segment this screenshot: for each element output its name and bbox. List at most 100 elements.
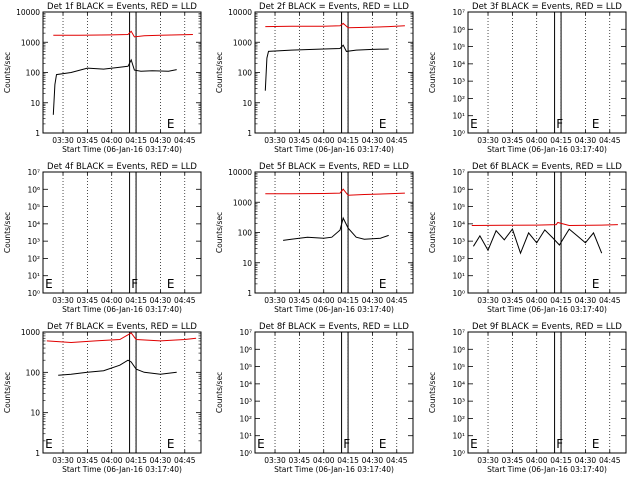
plot-frame xyxy=(42,331,202,454)
panel-title: Det 2f BLACK = Events, RED = LLD xyxy=(259,2,409,12)
region-annotation-f: F xyxy=(131,277,138,291)
y-tick-label: 10³ xyxy=(239,397,252,406)
series-events-line xyxy=(58,359,177,376)
x-tick-label: 04:00 xyxy=(313,296,335,305)
y-tick-label: 10¹ xyxy=(27,272,40,281)
x-tick-label: 03:30 xyxy=(477,296,499,305)
x-tick-label: 03:30 xyxy=(264,296,286,305)
x-tick-label: 04:00 xyxy=(526,456,548,465)
y-tick-label: 10⁰ xyxy=(27,289,40,298)
series-lld-line xyxy=(265,188,405,196)
panel-title: Det 6f BLACK = Events, RED = LLD xyxy=(472,162,622,172)
x-tick-label: 04:45 xyxy=(386,136,408,145)
plot-frame xyxy=(42,11,202,134)
series-lld-line xyxy=(471,221,618,227)
x-axis-label: Start Time (06-Jan-16 03:17:40) xyxy=(274,465,394,474)
x-tick-label: 04:00 xyxy=(313,456,335,465)
y-tick-label: 10² xyxy=(452,414,465,423)
y-tick-label: 100 xyxy=(26,368,41,377)
series-events-line xyxy=(52,58,177,115)
y-tick-label: 10⁵ xyxy=(452,203,465,212)
x-tick-label: 04:30 xyxy=(362,296,384,305)
region-annotation-f: F xyxy=(556,437,563,451)
y-tick-label: 10³ xyxy=(452,77,465,86)
series-lld-line xyxy=(53,30,193,38)
detector-panel-4: Det 4f BLACK = Events, RED = LLD 03:30 03:… xyxy=(3,162,202,314)
x-tick-label: 04:30 xyxy=(575,296,597,305)
series-events-line xyxy=(283,216,389,241)
x-tick-label: 04:15 xyxy=(337,296,359,305)
y-tick-label: 10⁰ xyxy=(452,129,465,138)
plot-frame xyxy=(254,331,414,454)
detector-panel-9: Det 9f BLACK = Events, RED = LLD 03:30 03:… xyxy=(428,322,627,474)
y-tick-label: 10⁶ xyxy=(452,185,465,194)
x-tick-label: 04:30 xyxy=(362,456,384,465)
x-tick-label: 04:00 xyxy=(101,296,123,305)
y-tick-label: 1 xyxy=(247,289,252,298)
x-tick-label: 03:30 xyxy=(52,456,74,465)
panel-title: Det 7f BLACK = Events, RED = LLD xyxy=(47,322,197,332)
region-annotation-e: E xyxy=(592,117,600,131)
x-tick-label: 04:30 xyxy=(150,136,172,145)
y-axis-label: Counts/sec xyxy=(428,212,437,253)
x-tick-label: 03:45 xyxy=(502,136,524,145)
y-axis-label: Counts/sec xyxy=(3,212,12,253)
y-tick-label: 10⁵ xyxy=(452,43,465,52)
y-axis-label: Counts/sec xyxy=(428,52,437,93)
x-tick-label: 03:45 xyxy=(289,456,311,465)
y-tick-label: 10⁴ xyxy=(452,220,465,229)
y-tick-label: 10⁵ xyxy=(27,203,40,212)
region-annotation-e: E xyxy=(379,277,387,291)
x-tick-label: 04:00 xyxy=(526,296,548,305)
x-tick-label: 04:30 xyxy=(150,296,172,305)
x-tick-label: 04:45 xyxy=(599,296,621,305)
x-tick-label: 03:30 xyxy=(52,296,74,305)
y-tick-label: 100 xyxy=(238,69,253,78)
y-tick-label: 10 xyxy=(242,99,252,108)
detector-panel-8: Det 8f BLACK = Events, RED = LLD 03:30 03:… xyxy=(215,322,414,474)
x-tick-label: 03:45 xyxy=(77,456,99,465)
y-tick-label: 10⁷ xyxy=(452,328,465,337)
y-tick-label: 10² xyxy=(239,414,252,423)
x-axis-label: Start Time (06-Jan-16 03:17:40) xyxy=(487,305,607,314)
region-annotation-f: F xyxy=(556,117,563,131)
x-tick-label: 03:45 xyxy=(289,296,311,305)
x-tick-label: 04:00 xyxy=(101,136,123,145)
y-tick-label: 10000 xyxy=(228,8,252,17)
detector-panel-1: Det 1f BLACK = Events, RED = LLD 03:30 03:… xyxy=(3,2,202,154)
x-axis-label: Start Time (06-Jan-16 03:17:40) xyxy=(274,305,394,314)
y-axis-label: Counts/sec xyxy=(3,52,12,93)
y-axis-label: Counts/sec xyxy=(215,212,224,253)
panel-title: Det 5f BLACK = Events, RED = LLD xyxy=(259,162,409,172)
panel-title: Det 4f BLACK = Events, RED = LLD xyxy=(47,162,197,172)
y-tick-label: 1 xyxy=(35,449,40,458)
y-tick-label: 10³ xyxy=(452,237,465,246)
y-tick-label: 10⁰ xyxy=(239,449,252,458)
y-tick-label: 10000 xyxy=(16,8,40,17)
series-lld-line xyxy=(46,332,197,344)
y-tick-label: 1000 xyxy=(21,328,40,337)
x-tick-label: 04:00 xyxy=(101,456,123,465)
y-tick-label: 10 xyxy=(30,409,40,418)
y-tick-label: 10⁷ xyxy=(239,328,252,337)
region-annotation-e: E xyxy=(45,277,53,291)
x-tick-label: 04:15 xyxy=(125,136,147,145)
y-tick-label: 10⁵ xyxy=(452,363,465,372)
panel-title: Det 1f BLACK = Events, RED = LLD xyxy=(47,2,197,12)
x-tick-label: 03:45 xyxy=(502,296,524,305)
region-annotation-e: E xyxy=(45,437,53,451)
y-tick-label: 10⁵ xyxy=(239,363,252,372)
x-tick-label: 03:30 xyxy=(477,136,499,145)
region-annotation-e: E xyxy=(470,437,478,451)
y-tick-label: 1000 xyxy=(21,38,40,47)
x-tick-label: 03:45 xyxy=(77,296,99,305)
y-tick-label: 10 xyxy=(242,259,252,268)
y-tick-label: 10¹ xyxy=(452,272,465,281)
panel-title: Det 3f BLACK = Events, RED = LLD xyxy=(472,2,622,12)
x-tick-label: 04:00 xyxy=(313,136,335,145)
region-annotation-e: E xyxy=(167,277,175,291)
x-tick-label: 03:45 xyxy=(289,136,311,145)
plot-frame xyxy=(254,11,414,134)
y-tick-label: 10000 xyxy=(228,168,252,177)
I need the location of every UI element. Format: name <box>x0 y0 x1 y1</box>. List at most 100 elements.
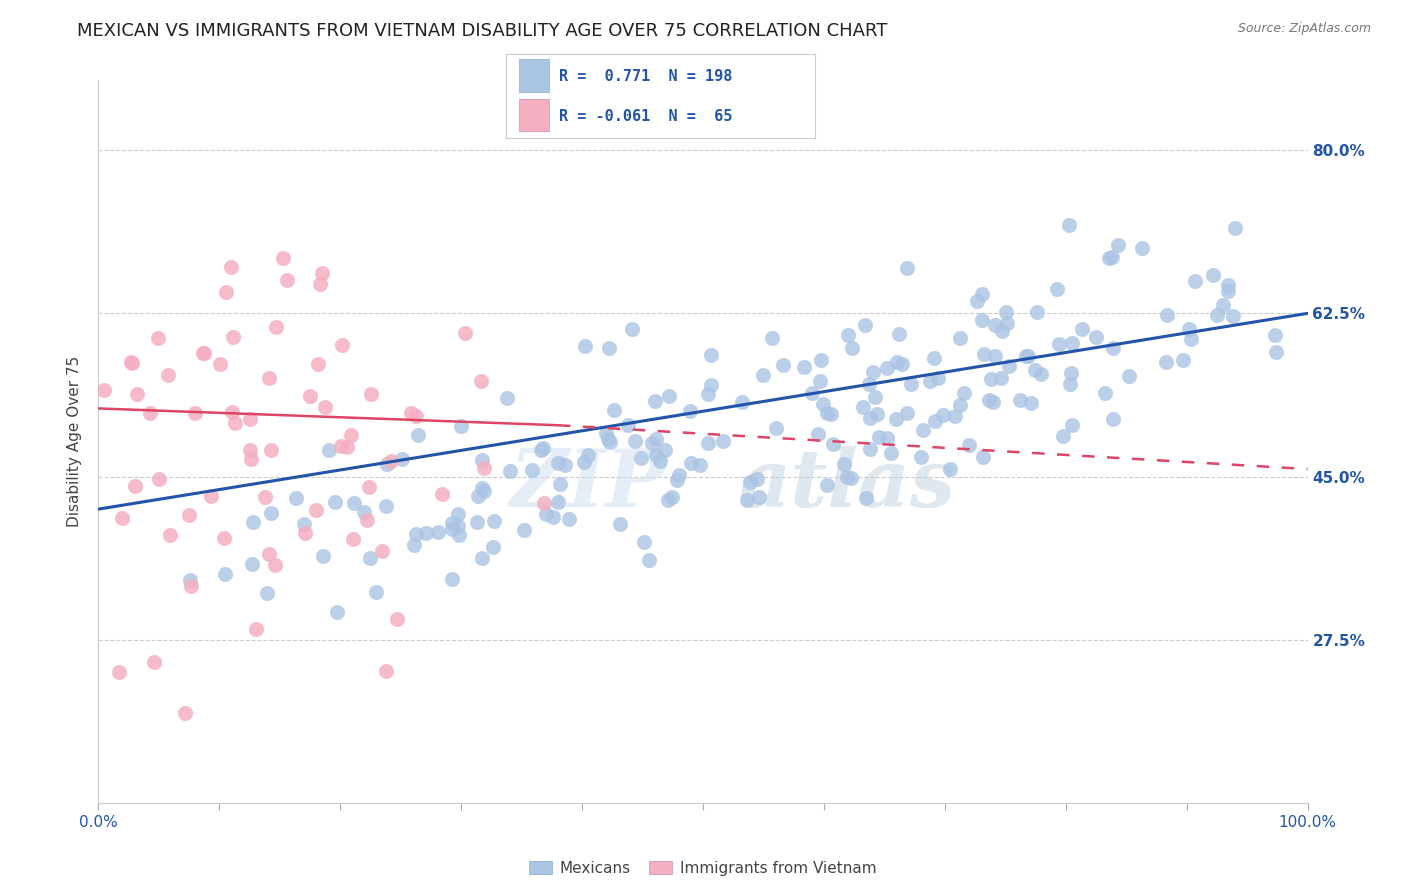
Point <box>1060 366 1083 380</box>
Text: atlas: atlas <box>740 446 956 524</box>
Point <box>330 440 353 454</box>
Point <box>432 487 454 501</box>
Point <box>239 443 262 458</box>
Point <box>450 419 472 434</box>
Point <box>984 318 1007 332</box>
Point <box>839 471 862 485</box>
Point <box>120 355 142 369</box>
Point <box>1019 396 1042 410</box>
Point <box>307 357 329 371</box>
Point <box>972 313 994 327</box>
Point <box>353 505 375 519</box>
Point <box>1132 241 1154 255</box>
Point <box>876 431 898 445</box>
Point <box>596 432 619 446</box>
Bar <box>519 99 550 131</box>
Point <box>330 338 353 352</box>
Point <box>837 328 859 343</box>
Point <box>973 347 995 361</box>
Point <box>700 377 723 392</box>
Point <box>184 406 207 420</box>
Point <box>299 389 322 403</box>
Point <box>449 528 471 542</box>
Text: Source: ZipAtlas.com: Source: ZipAtlas.com <box>1237 22 1371 36</box>
Point <box>859 442 882 456</box>
Point <box>633 535 655 549</box>
Point <box>533 496 555 510</box>
Point <box>621 322 644 336</box>
Point <box>380 454 402 468</box>
Point <box>738 475 761 489</box>
Point <box>574 338 596 352</box>
Point <box>339 428 361 442</box>
Point <box>530 442 553 457</box>
Point <box>862 365 884 379</box>
Point <box>547 456 569 470</box>
Point <box>200 489 222 503</box>
Point <box>447 519 470 533</box>
Point <box>547 494 569 508</box>
Point <box>666 473 689 487</box>
Point <box>311 549 333 563</box>
Point <box>911 423 934 437</box>
Point <box>159 528 181 542</box>
Point <box>1046 282 1069 296</box>
Point <box>254 490 277 504</box>
Point <box>520 463 543 477</box>
Point <box>972 286 994 301</box>
Point <box>214 285 236 299</box>
Point <box>853 318 876 333</box>
Point <box>441 572 464 586</box>
Point <box>599 434 621 449</box>
Point <box>214 567 236 582</box>
Point <box>314 400 336 414</box>
Point <box>731 394 754 409</box>
Point <box>1212 298 1234 312</box>
Point <box>124 479 146 493</box>
Point <box>471 453 494 467</box>
Point <box>371 544 394 558</box>
Point <box>886 355 908 369</box>
Point <box>239 452 262 467</box>
Point <box>697 435 720 450</box>
Point <box>641 436 664 450</box>
Point <box>658 389 681 403</box>
Point <box>1017 349 1039 363</box>
Point <box>884 412 907 426</box>
Point <box>1059 377 1081 392</box>
Point <box>531 441 554 455</box>
Point <box>815 406 838 420</box>
Point <box>990 324 1012 338</box>
Point <box>193 346 215 360</box>
Point <box>765 421 787 435</box>
Legend: Mexicans, Immigrants from Vietnam: Mexicans, Immigrants from Vietnam <box>523 855 883 882</box>
Point <box>821 436 844 450</box>
Point <box>1218 284 1240 298</box>
Point <box>1098 251 1121 265</box>
Point <box>256 586 278 600</box>
Bar <box>519 60 550 92</box>
Point <box>1071 321 1094 335</box>
Point <box>835 470 858 484</box>
Point <box>179 573 201 587</box>
Point <box>648 454 671 468</box>
Point <box>865 390 887 404</box>
Point <box>1052 428 1074 442</box>
Point <box>375 457 398 471</box>
Point <box>356 512 378 526</box>
Point <box>896 406 918 420</box>
Text: MEXICAN VS IMMIGRANTS FROM VIETNAM DISABILITY AGE OVER 75 CORRELATION CHART: MEXICAN VS IMMIGRANTS FROM VIETNAM DISAB… <box>77 22 887 40</box>
Point <box>980 372 1002 386</box>
Point <box>472 484 495 499</box>
Point <box>959 438 981 452</box>
Point <box>271 252 294 266</box>
Point <box>499 464 522 478</box>
Point <box>1029 367 1052 381</box>
Point <box>125 387 148 401</box>
Point <box>548 477 571 491</box>
Point <box>471 550 494 565</box>
Point <box>910 450 932 464</box>
Point <box>918 374 941 388</box>
Point <box>1178 321 1201 335</box>
Point <box>859 410 882 425</box>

- - -

Rewrite the lines between the one holding "Point <box>1060 366 1083 380</box>" and the one holding "Point <box>599 434 621 449</box>", inclusive, with "Bar" changed to "Column" and nothing else altered.

*WRITTEN ANSWER:*
Point <box>1060 366 1083 380</box>
Text: atlas: atlas <box>740 446 956 524</box>
Point <box>330 440 353 454</box>
Point <box>432 487 454 501</box>
Point <box>239 443 262 458</box>
Point <box>450 419 472 434</box>
Point <box>984 318 1007 332</box>
Point <box>839 471 862 485</box>
Point <box>120 355 142 369</box>
Point <box>1019 396 1042 410</box>
Point <box>307 357 329 371</box>
Point <box>972 313 994 327</box>
Point <box>353 505 375 519</box>
Point <box>1132 241 1154 255</box>
Point <box>876 431 898 445</box>
Point <box>596 432 619 446</box>
Column <box>519 99 550 131</box>
Point <box>330 338 353 352</box>
Point <box>837 328 859 343</box>
Point <box>973 347 995 361</box>
Point <box>700 377 723 392</box>
Point <box>184 406 207 420</box>
Point <box>299 389 322 403</box>
Point <box>449 528 471 542</box>
Text: Source: ZipAtlas.com: Source: ZipAtlas.com <box>1237 22 1371 36</box>
Point <box>859 442 882 456</box>
Point <box>633 535 655 549</box>
Point <box>533 496 555 510</box>
Point <box>621 322 644 336</box>
Point <box>380 454 402 468</box>
Point <box>738 475 761 489</box>
Point <box>574 338 596 352</box>
Point <box>339 428 361 442</box>
Point <box>530 442 553 457</box>
Point <box>862 365 884 379</box>
Point <box>547 456 569 470</box>
Point <box>200 489 222 503</box>
Point <box>447 519 470 533</box>
Point <box>547 494 569 508</box>
Point <box>666 473 689 487</box>
Point <box>311 549 333 563</box>
Point <box>911 423 934 437</box>
Point <box>159 528 181 542</box>
Point <box>1046 282 1069 296</box>
Point <box>254 490 277 504</box>
Point <box>520 463 543 477</box>
Point <box>972 286 994 301</box>
Point <box>214 285 236 299</box>
Point <box>853 318 876 333</box>
Point <box>441 572 464 586</box>
Point <box>599 434 621 449</box>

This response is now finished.